[PROBLEM DESCRIPTION]:
Output every line below exactly.

[Chart and figure data]:
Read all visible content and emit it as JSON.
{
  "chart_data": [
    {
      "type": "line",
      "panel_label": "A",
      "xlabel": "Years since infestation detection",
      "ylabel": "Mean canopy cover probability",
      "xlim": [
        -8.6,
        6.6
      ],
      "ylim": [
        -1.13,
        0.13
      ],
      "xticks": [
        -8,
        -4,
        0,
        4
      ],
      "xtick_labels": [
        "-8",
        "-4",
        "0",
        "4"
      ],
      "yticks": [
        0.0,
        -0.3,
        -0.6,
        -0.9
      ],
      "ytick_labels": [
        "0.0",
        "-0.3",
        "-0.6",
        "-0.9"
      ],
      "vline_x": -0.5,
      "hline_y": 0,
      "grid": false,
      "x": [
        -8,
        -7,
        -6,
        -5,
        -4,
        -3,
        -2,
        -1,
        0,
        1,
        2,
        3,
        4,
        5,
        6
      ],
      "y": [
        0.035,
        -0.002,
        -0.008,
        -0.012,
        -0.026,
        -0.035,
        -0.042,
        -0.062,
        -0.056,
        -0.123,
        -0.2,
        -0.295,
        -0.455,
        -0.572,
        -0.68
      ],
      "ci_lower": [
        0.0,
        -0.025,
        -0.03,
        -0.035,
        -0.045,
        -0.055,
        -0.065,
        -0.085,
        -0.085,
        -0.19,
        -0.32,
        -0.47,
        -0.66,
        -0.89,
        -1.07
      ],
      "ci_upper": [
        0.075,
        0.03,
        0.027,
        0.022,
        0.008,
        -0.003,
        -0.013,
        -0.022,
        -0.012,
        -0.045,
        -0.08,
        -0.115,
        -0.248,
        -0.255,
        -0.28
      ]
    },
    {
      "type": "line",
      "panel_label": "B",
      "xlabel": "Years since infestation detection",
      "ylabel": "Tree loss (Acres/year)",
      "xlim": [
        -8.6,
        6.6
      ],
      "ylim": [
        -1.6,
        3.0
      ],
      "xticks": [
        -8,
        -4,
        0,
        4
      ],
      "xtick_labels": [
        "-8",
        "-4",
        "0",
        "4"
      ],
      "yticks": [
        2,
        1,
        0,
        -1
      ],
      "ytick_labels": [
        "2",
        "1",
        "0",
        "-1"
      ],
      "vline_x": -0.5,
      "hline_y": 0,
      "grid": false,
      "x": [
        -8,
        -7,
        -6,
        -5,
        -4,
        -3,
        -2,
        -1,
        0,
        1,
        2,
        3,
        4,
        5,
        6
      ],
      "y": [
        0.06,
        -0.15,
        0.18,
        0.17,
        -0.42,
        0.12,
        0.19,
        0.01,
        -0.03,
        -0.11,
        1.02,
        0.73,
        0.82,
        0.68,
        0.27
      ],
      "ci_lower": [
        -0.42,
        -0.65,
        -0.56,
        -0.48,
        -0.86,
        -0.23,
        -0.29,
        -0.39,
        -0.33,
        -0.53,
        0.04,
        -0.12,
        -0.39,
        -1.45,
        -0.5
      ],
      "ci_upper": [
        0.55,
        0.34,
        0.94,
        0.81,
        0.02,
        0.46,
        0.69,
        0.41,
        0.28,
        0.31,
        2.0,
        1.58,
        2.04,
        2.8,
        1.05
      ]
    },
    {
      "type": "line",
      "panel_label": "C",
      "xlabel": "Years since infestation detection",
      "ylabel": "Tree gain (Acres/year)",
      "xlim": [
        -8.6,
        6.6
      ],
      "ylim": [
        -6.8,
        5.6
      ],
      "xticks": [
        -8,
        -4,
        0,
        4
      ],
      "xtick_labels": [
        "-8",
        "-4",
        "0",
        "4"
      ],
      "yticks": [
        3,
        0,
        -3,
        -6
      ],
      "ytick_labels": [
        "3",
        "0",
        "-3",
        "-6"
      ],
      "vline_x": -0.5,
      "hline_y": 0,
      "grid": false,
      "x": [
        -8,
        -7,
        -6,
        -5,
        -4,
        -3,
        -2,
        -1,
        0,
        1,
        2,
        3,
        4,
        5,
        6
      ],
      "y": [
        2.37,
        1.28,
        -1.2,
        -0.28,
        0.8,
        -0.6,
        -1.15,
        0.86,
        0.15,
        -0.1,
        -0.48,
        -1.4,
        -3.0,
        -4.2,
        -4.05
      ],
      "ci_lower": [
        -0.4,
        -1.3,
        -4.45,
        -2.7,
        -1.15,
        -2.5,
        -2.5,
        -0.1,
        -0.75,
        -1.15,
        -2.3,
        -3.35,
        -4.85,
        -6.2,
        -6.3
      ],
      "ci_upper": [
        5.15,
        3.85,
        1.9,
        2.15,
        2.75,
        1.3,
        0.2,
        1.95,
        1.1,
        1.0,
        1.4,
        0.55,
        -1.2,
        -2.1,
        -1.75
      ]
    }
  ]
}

[ANSWER TO THIS EXERCISE]:
Read all visible content and emit it as JSON.
{
  "chart_data": [
    {
      "type": "line",
      "panel_label": "A",
      "xlabel": "Years since infestation detection",
      "ylabel": "Mean canopy cover probability",
      "xlim": [
        -8.6,
        6.6
      ],
      "ylim": [
        -1.13,
        0.13
      ],
      "xticks": [
        -8,
        -4,
        0,
        4
      ],
      "xtick_labels": [
        "-8",
        "-4",
        "0",
        "4"
      ],
      "yticks": [
        0.0,
        -0.3,
        -0.6,
        -0.9
      ],
      "ytick_labels": [
        "0.0",
        "-0.3",
        "-0.6",
        "-0.9"
      ],
      "vline_x": -0.5,
      "hline_y": 0,
      "grid": false,
      "x": [
        -8,
        -7,
        -6,
        -5,
        -4,
        -3,
        -2,
        -1,
        0,
        1,
        2,
        3,
        4,
        5,
        6
      ],
      "y": [
        0.035,
        -0.002,
        -0.008,
        -0.012,
        -0.026,
        -0.035,
        -0.042,
        -0.062,
        -0.056,
        -0.123,
        -0.2,
        -0.295,
        -0.455,
        -0.572,
        -0.68
      ],
      "ci_lower": [
        0.0,
        -0.025,
        -0.03,
        -0.035,
        -0.045,
        -0.055,
        -0.065,
        -0.085,
        -0.085,
        -0.19,
        -0.32,
        -0.47,
        -0.66,
        -0.89,
        -1.07
      ],
      "ci_upper": [
        0.075,
        0.03,
        0.027,
        0.022,
        0.008,
        -0.003,
        -0.013,
        -0.022,
        -0.012,
        -0.045,
        -0.08,
        -0.115,
        -0.248,
        -0.255,
        -0.28
      ]
    },
    {
      "type": "line",
      "panel_label": "B",
      "xlabel": "Years since infestation detection",
      "ylabel": "Tree loss (Acres/year)",
      "xlim": [
        -8.6,
        6.6
      ],
      "ylim": [
        -1.6,
        3.0
      ],
      "xticks": [
        -8,
        -4,
        0,
        4
      ],
      "xtick_labels": [
        "-8",
        "-4",
        "0",
        "4"
      ],
      "yticks": [
        2,
        1,
        0,
        -1
      ],
      "ytick_labels": [
        "2",
        "1",
        "0",
        "-1"
      ],
      "vline_x": -0.5,
      "hline_y": 0,
      "grid": false,
      "x": [
        -8,
        -7,
        -6,
        -5,
        -4,
        -3,
        -2,
        -1,
        0,
        1,
        2,
        3,
        4,
        5,
        6
      ],
      "y": [
        0.06,
        -0.15,
        0.18,
        0.17,
        -0.42,
        0.12,
        0.19,
        0.01,
        -0.03,
        -0.11,
        1.02,
        0.73,
        0.82,
        0.68,
        0.27
      ],
      "ci_lower": [
        -0.42,
        -0.65,
        -0.56,
        -0.48,
        -0.86,
        -0.23,
        -0.29,
        -0.39,
        -0.33,
        -0.53,
        0.04,
        -0.12,
        -0.39,
        -1.45,
        -0.5
      ],
      "ci_upper": [
        0.55,
        0.34,
        0.94,
        0.81,
        0.02,
        0.46,
        0.69,
        0.41,
        0.28,
        0.31,
        2.0,
        1.58,
        2.04,
        2.8,
        1.05
      ]
    },
    {
      "type": "line",
      "panel_label": "C",
      "xlabel": "Years since infestation detection",
      "ylabel": "Tree gain (Acres/year)",
      "xlim": [
        -8.6,
        6.6
      ],
      "ylim": [
        -6.8,
        5.6
      ],
      "xticks": [
        -8,
        -4,
        0,
        4
      ],
      "xtick_labels": [
        "-8",
        "-4",
        "0",
        "4"
      ],
      "yticks": [
        3,
        0,
        -3,
        -6
      ],
      "ytick_labels": [
        "3",
        "0",
        "-3",
        "-6"
      ],
      "vline_x": -0.5,
      "hline_y": 0,
      "grid": false,
      "x": [
        -8,
        -7,
        -6,
        -5,
        -4,
        -3,
        -2,
        -1,
        0,
        1,
        2,
        3,
        4,
        5,
        6
      ],
      "y": [
        2.37,
        1.28,
        -1.2,
        -0.28,
        0.8,
        -0.6,
        -1.15,
        0.86,
        0.15,
        -0.1,
        -0.48,
        -1.4,
        -3.0,
        -4.2,
        -4.05
      ],
      "ci_lower": [
        -0.4,
        -1.3,
        -4.45,
        -2.7,
        -1.15,
        -2.5,
        -2.5,
        -0.1,
        -0.75,
        -1.15,
        -2.3,
        -3.35,
        -4.85,
        -6.2,
        -6.3
      ],
      "ci_upper": [
        5.15,
        3.85,
        1.9,
        2.15,
        2.75,
        1.3,
        0.2,
        1.95,
        1.1,
        1.0,
        1.4,
        0.55,
        -1.2,
        -2.1,
        -1.75
      ]
    }
  ]
}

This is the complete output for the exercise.